• _Exercise directions_
In the material below, find all lines with the string "name" and copy them.

• _Input data_
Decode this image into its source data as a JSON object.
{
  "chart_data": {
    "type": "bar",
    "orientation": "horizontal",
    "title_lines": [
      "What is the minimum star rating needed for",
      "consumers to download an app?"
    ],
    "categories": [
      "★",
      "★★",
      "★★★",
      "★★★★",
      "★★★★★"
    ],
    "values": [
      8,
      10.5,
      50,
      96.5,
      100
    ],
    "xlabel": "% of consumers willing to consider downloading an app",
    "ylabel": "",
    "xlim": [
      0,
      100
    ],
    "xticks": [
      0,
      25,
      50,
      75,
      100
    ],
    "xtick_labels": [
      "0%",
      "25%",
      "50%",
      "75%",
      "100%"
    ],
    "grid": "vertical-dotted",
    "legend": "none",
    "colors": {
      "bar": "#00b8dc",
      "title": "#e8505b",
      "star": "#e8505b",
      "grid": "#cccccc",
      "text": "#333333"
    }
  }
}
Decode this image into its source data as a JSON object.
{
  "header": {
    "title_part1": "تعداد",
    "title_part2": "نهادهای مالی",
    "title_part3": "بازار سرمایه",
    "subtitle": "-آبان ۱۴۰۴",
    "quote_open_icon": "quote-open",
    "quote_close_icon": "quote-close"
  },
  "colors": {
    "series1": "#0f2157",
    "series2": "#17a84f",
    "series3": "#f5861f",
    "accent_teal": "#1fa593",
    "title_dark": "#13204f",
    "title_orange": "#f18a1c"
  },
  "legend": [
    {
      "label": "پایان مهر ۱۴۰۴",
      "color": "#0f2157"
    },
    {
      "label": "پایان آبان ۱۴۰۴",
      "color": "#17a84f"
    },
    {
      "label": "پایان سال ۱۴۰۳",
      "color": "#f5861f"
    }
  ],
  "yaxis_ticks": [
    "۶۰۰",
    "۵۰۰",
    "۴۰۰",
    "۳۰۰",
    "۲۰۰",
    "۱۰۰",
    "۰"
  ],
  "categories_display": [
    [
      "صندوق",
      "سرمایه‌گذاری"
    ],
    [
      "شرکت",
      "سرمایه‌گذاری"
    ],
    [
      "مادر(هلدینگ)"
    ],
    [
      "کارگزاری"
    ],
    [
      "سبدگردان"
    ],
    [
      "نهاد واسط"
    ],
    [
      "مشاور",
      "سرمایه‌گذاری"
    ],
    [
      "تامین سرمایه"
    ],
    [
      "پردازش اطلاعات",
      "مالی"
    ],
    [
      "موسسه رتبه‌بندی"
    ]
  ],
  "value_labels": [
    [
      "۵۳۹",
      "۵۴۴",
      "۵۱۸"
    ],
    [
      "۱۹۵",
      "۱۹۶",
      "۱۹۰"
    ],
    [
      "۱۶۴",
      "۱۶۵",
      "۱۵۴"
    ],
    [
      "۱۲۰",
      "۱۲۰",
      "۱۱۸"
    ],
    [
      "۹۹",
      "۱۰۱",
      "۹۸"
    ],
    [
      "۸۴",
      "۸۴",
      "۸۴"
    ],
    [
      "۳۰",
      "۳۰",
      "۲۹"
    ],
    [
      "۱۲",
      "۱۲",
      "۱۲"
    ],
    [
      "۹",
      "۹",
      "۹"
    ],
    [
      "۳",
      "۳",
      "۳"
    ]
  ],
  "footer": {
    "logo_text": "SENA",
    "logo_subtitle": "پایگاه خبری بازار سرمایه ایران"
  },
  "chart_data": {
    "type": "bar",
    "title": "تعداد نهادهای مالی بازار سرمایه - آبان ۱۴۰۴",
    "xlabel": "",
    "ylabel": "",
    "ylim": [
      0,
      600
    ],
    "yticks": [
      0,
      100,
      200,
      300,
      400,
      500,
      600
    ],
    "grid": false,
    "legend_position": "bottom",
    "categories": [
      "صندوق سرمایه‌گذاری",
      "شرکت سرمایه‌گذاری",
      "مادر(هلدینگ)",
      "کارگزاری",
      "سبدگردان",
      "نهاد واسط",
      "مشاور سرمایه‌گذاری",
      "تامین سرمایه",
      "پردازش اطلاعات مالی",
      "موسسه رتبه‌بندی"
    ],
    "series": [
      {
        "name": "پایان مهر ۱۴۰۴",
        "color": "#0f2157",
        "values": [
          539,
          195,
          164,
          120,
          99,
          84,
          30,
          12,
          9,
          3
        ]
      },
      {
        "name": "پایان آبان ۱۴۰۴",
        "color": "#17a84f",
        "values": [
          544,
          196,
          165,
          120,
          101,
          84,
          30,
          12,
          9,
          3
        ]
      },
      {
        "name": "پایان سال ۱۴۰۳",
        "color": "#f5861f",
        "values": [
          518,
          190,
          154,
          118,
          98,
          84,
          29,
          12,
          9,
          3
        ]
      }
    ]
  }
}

==

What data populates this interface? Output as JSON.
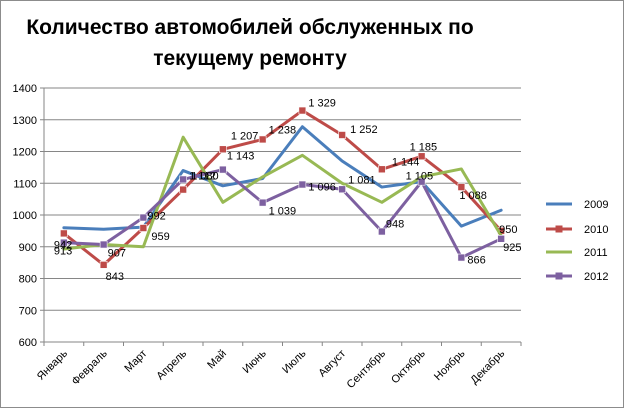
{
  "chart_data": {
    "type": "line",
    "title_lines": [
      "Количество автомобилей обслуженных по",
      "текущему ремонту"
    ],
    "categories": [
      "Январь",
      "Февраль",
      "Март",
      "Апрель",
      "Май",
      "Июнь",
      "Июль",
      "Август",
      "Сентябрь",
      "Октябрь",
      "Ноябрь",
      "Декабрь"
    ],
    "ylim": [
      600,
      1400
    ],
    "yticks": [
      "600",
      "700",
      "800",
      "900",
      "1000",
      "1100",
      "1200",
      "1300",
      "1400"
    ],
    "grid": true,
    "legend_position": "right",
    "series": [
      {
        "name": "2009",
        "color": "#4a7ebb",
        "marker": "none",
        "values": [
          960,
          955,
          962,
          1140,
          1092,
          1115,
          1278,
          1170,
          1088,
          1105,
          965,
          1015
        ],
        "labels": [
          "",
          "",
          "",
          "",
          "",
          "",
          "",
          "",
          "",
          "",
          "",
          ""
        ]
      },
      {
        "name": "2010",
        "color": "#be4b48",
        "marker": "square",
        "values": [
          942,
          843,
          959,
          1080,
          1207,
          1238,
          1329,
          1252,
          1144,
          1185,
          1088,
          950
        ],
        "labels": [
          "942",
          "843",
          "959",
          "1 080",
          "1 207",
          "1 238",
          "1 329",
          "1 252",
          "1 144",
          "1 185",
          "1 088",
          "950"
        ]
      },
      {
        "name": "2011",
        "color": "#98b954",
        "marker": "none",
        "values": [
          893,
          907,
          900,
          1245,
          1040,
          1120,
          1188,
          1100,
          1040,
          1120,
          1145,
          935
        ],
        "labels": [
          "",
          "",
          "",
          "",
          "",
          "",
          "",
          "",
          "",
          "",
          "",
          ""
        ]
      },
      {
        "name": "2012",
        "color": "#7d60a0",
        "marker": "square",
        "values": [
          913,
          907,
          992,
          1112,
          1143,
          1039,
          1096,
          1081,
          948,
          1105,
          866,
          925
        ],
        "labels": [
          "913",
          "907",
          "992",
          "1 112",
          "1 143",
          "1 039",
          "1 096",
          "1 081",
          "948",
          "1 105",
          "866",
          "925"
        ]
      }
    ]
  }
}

---

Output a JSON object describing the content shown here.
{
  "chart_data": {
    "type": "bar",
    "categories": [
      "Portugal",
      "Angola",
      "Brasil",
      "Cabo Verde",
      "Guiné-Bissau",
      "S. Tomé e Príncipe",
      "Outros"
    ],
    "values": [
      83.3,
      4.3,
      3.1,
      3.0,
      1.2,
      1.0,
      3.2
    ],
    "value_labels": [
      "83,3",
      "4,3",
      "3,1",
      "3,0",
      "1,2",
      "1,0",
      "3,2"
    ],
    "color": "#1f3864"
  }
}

• _Finished answer_
        "name": "پایان مهر ۱۴۰۴",
        "name": "پایان آبان ۱۴۰۴",
        "name": "پایان سال ۱۴۰۳",
        "name": "2009",
        "name": "2010",
        "name": "2011",
        "name": "2012",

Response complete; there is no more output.